Given data:
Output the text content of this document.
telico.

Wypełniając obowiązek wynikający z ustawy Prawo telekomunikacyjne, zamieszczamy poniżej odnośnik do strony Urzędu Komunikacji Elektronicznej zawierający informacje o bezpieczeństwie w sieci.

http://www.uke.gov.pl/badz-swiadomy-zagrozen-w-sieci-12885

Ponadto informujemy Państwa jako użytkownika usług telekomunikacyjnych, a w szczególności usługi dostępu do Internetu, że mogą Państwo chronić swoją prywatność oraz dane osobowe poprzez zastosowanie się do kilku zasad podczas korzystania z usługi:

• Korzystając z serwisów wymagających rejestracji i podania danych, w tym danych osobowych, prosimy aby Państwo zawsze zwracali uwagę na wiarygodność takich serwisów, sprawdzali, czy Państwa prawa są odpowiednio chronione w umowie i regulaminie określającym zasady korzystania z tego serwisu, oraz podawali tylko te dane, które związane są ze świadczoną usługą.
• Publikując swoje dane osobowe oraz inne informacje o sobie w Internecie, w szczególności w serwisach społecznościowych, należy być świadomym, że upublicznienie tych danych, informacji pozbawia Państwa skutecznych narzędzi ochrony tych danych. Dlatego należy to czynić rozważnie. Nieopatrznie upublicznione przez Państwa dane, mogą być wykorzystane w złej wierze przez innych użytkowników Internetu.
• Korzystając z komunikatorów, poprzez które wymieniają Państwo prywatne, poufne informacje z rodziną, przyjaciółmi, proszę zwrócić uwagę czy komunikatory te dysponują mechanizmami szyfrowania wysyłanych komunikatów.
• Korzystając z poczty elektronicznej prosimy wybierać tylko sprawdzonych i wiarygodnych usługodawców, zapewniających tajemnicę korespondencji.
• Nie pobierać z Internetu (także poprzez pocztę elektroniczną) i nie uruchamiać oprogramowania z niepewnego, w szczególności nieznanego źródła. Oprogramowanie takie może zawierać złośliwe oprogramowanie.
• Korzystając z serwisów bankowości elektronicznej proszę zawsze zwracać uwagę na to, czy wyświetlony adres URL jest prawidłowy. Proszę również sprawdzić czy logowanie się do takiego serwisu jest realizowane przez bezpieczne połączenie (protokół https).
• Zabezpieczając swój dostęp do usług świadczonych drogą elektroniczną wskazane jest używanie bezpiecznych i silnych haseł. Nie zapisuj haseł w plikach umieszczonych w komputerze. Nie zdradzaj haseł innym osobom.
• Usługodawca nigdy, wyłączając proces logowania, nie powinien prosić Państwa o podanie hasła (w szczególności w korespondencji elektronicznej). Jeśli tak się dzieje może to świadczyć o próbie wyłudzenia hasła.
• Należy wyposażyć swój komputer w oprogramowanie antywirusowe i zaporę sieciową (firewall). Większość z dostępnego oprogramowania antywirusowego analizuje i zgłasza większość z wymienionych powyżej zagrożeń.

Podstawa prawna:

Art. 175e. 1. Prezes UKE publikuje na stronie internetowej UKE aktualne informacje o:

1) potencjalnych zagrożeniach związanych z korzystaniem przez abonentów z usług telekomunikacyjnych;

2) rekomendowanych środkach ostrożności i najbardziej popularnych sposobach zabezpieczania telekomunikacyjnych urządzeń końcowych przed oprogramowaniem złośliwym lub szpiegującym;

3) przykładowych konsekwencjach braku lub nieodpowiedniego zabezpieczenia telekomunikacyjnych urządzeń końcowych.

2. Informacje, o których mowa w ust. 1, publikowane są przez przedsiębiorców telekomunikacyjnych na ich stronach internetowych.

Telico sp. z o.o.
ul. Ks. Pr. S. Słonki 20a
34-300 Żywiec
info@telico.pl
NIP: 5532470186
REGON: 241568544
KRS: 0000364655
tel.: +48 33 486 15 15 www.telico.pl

Aim:
Copy each line of the records that contains the word "urządzeń".

Output of the task:
2) rekomendowanych środkach ostrożności i najbardziej popularnych sposobach zabezpieczania telekomunikacyjnych urządzeń końcowych przed oprogramowaniem złośliwym lub szpiegującym;
3) przykładowych konsekwencjach braku lub nieodpowiedniego zabezpieczenia telekomunikacyjnych urządzeń końcowych.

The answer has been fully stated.